(Dataset excerpts)
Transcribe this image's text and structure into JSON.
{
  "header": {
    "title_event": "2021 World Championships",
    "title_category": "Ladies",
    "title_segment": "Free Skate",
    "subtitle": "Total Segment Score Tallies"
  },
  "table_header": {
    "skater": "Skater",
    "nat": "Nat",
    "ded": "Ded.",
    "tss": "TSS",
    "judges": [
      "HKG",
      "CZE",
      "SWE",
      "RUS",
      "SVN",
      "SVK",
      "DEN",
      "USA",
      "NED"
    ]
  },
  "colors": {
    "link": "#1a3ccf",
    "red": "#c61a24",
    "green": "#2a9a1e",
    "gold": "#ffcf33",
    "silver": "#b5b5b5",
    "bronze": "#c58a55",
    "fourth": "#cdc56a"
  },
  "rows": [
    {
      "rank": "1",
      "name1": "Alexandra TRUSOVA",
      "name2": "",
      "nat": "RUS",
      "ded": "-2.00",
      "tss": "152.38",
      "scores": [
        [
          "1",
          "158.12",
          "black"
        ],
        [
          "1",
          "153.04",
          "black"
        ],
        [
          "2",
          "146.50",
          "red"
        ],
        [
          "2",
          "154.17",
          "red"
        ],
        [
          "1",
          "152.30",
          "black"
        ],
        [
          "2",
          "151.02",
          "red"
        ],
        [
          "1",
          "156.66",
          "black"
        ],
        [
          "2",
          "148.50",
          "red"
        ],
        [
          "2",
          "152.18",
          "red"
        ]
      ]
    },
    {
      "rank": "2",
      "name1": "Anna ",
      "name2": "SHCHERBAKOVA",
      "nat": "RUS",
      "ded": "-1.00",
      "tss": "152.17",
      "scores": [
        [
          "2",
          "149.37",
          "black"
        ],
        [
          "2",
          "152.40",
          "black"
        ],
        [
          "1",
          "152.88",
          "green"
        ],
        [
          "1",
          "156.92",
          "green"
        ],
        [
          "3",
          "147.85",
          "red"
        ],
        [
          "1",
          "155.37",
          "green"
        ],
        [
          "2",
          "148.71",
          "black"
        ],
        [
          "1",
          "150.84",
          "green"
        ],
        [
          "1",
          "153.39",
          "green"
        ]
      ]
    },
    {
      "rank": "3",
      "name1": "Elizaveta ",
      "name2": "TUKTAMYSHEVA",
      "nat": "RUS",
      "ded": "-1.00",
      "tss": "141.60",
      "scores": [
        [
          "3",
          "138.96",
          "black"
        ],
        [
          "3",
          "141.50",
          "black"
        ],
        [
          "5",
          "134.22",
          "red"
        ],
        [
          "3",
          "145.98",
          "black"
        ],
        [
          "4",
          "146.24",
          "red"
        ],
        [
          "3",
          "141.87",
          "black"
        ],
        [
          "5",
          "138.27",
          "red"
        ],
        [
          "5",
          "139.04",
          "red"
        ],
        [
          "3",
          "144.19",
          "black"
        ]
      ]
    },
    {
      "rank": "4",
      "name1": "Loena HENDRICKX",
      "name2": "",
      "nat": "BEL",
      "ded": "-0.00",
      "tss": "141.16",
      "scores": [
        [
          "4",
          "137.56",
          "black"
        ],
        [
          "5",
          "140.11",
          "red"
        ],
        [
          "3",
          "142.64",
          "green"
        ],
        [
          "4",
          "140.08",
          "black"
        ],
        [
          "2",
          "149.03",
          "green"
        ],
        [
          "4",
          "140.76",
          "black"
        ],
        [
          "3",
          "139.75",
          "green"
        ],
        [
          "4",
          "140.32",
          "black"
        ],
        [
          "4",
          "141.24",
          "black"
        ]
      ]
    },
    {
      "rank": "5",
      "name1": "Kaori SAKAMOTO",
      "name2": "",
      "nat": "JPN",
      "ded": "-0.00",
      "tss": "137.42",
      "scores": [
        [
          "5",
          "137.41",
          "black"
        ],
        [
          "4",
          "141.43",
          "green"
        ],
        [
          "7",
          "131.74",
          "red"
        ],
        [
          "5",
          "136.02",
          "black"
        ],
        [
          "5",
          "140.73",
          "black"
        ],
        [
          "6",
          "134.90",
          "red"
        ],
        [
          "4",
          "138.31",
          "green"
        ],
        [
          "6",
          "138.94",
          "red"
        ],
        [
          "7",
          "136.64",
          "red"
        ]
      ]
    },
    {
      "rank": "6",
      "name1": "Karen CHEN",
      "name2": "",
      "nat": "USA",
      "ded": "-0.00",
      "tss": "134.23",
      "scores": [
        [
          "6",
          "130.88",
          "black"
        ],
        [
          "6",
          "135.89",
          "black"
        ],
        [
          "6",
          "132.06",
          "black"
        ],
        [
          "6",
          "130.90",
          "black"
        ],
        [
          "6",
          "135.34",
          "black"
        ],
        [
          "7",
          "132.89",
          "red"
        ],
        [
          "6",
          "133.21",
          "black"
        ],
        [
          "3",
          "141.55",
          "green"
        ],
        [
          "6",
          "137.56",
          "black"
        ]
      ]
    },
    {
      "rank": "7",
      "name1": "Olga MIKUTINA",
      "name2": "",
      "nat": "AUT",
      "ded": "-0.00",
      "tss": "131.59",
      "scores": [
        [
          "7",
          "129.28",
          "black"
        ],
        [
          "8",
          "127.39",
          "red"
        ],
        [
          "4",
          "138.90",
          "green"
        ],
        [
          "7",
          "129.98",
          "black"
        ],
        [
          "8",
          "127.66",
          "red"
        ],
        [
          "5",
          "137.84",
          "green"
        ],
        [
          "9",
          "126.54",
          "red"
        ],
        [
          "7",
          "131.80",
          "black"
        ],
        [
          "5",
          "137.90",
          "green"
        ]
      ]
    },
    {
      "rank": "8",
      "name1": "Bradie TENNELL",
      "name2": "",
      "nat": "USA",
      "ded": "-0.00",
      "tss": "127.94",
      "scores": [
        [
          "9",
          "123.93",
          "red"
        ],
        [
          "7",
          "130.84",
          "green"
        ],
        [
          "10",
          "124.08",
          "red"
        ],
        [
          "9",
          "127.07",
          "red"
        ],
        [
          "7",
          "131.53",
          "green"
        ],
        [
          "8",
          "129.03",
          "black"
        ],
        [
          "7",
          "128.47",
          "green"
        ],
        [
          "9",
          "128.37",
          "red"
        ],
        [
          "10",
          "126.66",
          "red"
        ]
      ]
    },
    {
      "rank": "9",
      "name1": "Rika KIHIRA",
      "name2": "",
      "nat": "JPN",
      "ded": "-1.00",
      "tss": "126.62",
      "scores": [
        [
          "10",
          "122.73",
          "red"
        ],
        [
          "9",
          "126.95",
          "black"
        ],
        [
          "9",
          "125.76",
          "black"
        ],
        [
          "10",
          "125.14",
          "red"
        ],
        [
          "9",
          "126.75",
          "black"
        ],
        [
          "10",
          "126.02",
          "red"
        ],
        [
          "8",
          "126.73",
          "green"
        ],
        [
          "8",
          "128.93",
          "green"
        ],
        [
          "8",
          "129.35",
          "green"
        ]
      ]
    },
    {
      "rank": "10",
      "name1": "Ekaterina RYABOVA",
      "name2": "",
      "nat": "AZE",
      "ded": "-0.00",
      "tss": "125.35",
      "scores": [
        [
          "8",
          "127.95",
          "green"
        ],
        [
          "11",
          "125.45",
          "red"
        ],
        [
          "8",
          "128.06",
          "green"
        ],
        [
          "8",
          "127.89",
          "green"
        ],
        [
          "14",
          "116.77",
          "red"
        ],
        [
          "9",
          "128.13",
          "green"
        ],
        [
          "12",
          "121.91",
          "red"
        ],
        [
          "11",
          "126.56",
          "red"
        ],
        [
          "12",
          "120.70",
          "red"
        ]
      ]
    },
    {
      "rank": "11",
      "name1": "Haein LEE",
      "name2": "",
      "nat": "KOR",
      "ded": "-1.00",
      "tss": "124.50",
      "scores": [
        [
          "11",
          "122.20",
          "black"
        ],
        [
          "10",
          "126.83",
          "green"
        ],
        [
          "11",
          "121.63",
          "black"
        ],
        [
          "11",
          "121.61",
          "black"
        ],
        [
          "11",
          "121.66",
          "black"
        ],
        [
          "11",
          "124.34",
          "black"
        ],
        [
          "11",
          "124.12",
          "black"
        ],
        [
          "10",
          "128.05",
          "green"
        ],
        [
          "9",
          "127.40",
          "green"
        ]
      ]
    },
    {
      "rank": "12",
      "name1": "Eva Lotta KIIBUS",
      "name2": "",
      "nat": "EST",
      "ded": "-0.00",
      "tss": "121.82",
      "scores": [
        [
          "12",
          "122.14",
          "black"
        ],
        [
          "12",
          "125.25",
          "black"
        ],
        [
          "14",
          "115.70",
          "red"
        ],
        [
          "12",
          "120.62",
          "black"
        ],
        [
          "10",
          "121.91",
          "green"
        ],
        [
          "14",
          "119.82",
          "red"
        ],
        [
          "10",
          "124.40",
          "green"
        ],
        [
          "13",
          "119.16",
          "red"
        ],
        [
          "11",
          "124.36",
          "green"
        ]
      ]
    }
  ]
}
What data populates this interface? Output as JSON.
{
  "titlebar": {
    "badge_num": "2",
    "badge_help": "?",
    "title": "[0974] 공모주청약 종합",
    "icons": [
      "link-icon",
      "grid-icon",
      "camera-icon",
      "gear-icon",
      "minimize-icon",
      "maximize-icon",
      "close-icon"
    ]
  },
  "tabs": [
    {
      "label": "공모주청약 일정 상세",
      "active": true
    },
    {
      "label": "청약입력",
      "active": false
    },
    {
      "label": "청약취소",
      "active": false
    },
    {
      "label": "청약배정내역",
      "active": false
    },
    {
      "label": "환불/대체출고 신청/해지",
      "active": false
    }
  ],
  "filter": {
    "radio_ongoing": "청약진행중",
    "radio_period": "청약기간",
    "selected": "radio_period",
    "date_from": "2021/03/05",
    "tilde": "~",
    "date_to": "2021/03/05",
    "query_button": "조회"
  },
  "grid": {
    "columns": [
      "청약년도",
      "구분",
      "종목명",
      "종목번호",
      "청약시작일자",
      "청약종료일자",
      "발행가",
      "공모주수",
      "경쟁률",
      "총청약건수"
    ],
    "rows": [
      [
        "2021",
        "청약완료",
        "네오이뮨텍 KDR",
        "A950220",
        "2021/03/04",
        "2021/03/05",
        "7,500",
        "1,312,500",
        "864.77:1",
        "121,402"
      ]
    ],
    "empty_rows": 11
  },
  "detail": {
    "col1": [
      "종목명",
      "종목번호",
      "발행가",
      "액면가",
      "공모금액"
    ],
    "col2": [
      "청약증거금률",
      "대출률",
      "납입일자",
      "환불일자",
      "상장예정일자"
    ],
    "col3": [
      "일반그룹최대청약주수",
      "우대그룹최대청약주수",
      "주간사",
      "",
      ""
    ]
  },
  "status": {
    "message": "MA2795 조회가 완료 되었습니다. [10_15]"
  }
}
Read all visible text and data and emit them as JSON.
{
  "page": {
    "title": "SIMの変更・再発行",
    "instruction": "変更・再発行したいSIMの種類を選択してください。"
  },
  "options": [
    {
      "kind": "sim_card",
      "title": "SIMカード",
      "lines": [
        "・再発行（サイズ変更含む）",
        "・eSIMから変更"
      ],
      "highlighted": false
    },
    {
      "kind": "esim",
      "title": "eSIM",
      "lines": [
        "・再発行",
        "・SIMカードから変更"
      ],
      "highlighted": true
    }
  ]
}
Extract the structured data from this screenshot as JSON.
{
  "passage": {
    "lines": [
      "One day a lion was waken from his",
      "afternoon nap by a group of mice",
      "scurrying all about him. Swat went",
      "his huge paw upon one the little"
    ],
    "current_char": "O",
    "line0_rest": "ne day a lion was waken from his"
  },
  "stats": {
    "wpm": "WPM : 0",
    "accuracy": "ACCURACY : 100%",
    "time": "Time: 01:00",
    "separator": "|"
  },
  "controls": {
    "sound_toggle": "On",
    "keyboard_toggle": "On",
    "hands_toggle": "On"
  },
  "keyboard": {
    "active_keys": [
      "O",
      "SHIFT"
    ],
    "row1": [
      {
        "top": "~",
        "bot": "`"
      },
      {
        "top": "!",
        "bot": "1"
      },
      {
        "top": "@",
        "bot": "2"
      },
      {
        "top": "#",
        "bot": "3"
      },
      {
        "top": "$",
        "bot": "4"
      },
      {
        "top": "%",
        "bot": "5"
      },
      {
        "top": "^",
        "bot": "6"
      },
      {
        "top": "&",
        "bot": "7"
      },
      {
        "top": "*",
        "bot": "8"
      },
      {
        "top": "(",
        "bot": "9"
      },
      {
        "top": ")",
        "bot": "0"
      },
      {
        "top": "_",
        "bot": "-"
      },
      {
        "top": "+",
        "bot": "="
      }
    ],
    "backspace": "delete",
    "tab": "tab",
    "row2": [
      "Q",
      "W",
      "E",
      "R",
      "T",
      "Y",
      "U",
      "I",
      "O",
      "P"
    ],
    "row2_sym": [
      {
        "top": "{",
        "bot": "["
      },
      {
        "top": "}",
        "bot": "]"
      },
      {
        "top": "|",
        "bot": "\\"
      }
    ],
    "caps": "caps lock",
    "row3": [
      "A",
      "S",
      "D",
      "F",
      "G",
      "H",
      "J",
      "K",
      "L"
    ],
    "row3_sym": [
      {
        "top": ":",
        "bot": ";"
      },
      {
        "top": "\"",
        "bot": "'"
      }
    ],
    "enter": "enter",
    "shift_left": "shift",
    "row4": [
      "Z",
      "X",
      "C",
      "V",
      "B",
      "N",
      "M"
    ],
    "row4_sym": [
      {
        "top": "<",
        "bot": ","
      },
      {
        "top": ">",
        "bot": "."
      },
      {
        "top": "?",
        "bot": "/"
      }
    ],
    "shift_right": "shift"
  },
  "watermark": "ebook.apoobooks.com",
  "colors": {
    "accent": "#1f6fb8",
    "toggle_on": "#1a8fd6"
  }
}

» PROMPT: Your answer should be only a number: how many lines of the data above contain the string "lion"?

» FINAL ANSWER: 2